Reproduce all lines of the listing below in which the word "avatar" occurs.

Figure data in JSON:
::::::::::

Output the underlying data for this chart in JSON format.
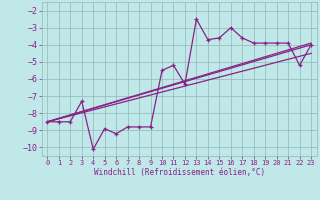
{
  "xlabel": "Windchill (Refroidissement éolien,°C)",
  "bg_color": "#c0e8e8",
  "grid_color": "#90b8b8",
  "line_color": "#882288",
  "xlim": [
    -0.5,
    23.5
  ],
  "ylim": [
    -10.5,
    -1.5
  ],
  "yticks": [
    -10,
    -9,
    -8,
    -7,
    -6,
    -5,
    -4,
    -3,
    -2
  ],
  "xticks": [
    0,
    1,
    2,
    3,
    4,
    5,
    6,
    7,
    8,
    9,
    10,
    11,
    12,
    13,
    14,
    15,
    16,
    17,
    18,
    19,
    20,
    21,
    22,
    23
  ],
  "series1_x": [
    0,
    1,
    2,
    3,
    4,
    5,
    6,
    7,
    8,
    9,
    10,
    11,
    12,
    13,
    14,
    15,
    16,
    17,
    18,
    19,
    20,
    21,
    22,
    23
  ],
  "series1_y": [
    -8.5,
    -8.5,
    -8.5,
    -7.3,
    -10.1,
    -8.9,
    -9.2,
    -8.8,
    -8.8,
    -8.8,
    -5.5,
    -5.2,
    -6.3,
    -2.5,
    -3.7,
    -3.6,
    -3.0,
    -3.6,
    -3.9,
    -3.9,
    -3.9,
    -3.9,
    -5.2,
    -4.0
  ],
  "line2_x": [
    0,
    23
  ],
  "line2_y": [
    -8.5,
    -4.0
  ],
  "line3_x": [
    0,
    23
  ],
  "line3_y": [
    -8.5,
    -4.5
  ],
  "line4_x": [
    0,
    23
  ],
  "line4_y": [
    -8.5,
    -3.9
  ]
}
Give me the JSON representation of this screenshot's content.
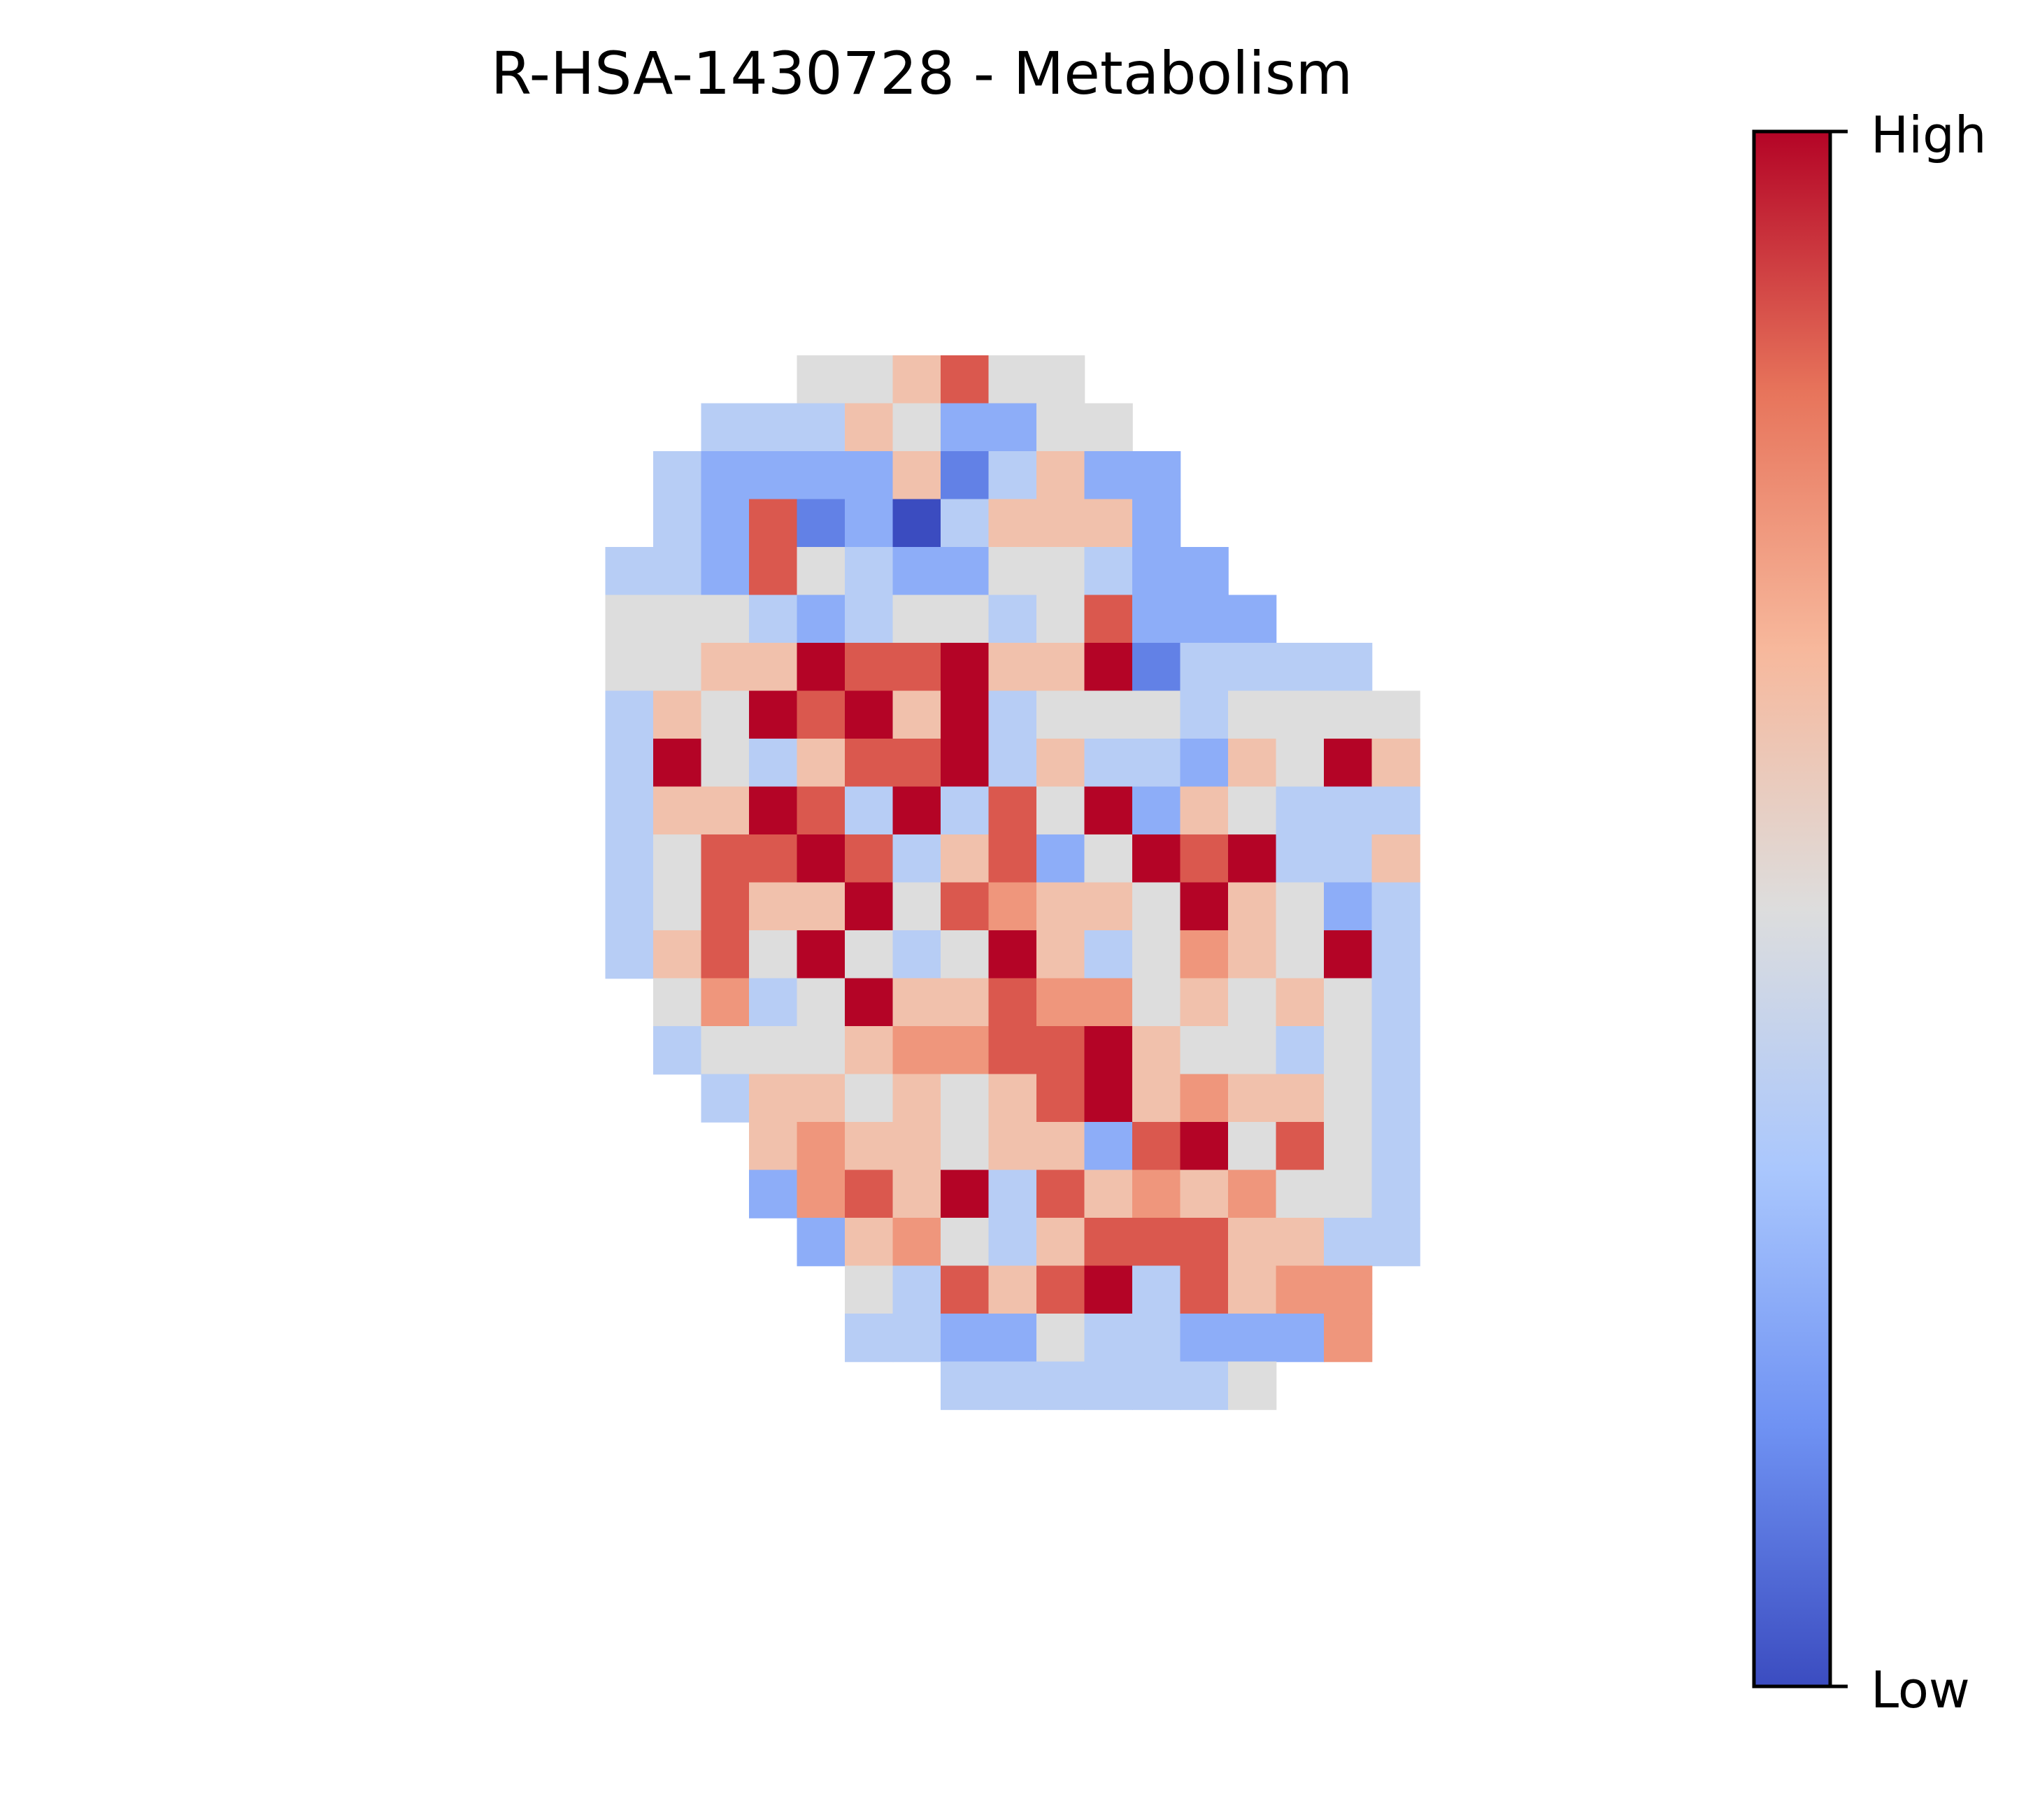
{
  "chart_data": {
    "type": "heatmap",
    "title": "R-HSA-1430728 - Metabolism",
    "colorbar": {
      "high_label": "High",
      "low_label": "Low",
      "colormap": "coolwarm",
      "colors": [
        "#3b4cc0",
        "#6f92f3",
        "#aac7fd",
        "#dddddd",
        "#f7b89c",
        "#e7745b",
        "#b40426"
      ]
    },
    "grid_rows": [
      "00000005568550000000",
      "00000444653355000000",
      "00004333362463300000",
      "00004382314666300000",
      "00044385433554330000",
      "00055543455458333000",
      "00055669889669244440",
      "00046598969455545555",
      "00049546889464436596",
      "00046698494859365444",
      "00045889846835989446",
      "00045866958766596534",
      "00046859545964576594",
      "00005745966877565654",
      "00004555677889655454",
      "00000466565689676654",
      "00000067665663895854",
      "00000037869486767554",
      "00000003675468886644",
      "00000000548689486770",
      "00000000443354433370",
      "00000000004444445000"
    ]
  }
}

::::::::::

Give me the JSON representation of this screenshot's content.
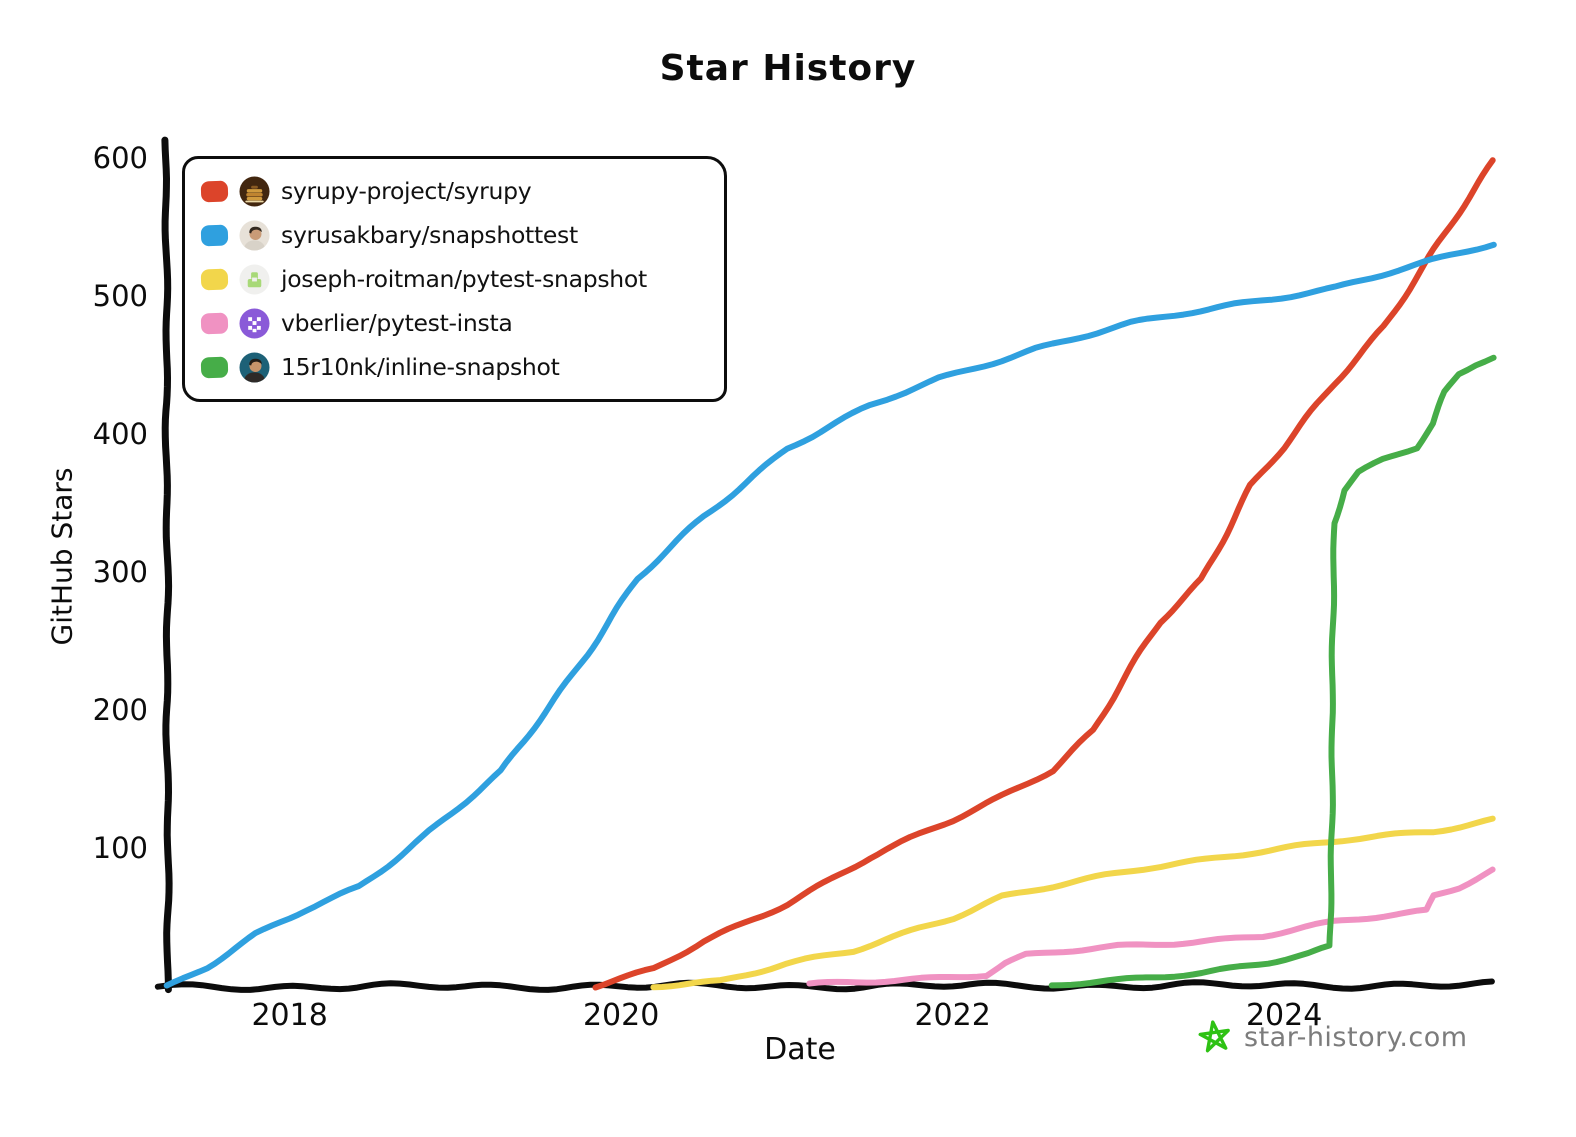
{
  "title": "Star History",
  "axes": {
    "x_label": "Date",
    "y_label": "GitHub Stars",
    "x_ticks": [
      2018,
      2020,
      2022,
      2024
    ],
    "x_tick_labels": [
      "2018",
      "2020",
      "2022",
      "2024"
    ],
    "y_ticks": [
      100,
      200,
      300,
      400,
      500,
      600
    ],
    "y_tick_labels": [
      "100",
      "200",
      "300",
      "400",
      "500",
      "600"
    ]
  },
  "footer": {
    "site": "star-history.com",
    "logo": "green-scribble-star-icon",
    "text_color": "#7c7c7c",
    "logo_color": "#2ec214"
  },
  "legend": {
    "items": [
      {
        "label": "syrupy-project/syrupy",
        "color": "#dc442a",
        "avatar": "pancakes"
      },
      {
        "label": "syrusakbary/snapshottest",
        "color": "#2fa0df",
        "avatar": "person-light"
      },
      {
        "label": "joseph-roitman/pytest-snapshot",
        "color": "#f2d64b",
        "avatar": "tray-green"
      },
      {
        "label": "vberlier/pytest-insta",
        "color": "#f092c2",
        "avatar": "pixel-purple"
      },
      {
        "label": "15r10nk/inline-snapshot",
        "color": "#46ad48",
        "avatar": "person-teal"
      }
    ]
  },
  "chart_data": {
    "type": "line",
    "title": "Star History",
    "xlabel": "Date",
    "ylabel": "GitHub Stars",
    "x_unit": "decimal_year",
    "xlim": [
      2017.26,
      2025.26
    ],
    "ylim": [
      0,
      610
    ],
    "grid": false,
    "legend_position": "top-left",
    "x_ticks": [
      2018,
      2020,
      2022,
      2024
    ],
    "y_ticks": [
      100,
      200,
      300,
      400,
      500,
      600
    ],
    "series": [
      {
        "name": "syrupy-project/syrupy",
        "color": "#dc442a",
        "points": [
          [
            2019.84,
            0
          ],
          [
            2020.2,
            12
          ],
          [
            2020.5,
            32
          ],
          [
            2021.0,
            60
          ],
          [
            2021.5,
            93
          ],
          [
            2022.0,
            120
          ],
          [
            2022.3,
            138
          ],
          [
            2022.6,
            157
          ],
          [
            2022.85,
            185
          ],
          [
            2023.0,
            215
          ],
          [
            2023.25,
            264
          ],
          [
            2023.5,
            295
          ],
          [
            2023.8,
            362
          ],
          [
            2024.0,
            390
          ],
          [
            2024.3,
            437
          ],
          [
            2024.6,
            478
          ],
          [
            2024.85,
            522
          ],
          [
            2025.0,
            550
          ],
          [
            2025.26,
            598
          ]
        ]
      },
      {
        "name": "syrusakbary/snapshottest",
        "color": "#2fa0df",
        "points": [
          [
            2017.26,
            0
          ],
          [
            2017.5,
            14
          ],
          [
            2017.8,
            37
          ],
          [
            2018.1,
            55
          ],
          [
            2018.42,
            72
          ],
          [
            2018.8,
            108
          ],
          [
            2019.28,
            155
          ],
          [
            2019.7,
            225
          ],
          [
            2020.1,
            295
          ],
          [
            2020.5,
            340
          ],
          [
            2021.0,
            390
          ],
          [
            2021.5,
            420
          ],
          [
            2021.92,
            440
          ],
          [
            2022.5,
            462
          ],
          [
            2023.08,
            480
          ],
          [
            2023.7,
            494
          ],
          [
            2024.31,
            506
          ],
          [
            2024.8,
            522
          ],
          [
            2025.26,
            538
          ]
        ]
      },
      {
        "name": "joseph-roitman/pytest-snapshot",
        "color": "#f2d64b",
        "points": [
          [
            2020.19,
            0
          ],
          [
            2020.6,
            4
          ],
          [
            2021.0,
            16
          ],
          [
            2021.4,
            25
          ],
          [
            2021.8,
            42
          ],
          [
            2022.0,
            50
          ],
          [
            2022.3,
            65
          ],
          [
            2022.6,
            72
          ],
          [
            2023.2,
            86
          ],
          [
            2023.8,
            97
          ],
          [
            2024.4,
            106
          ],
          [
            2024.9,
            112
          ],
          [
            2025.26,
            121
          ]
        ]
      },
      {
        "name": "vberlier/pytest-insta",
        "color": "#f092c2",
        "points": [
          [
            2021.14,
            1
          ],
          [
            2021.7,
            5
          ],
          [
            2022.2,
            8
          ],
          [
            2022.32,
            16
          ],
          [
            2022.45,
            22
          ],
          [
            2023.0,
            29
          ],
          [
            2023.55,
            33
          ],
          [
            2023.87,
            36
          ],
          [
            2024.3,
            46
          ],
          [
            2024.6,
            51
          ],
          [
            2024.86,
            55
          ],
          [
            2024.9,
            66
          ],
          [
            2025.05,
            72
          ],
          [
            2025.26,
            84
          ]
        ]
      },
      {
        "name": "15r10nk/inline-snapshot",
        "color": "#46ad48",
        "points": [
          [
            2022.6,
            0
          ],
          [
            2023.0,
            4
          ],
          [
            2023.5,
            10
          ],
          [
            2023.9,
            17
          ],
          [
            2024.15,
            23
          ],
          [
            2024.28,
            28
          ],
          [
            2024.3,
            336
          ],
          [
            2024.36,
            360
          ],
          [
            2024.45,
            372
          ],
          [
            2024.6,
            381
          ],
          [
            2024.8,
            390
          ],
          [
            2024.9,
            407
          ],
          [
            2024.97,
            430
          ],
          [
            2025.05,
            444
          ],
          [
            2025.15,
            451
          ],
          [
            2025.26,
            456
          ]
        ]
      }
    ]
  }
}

::::::::::

- Solution below
        "avatar": "pancakes"
        "avatar": "person-light"
        "avatar": "tray-green"
        "avatar": "pixel-purple"
        "avatar": "person-teal"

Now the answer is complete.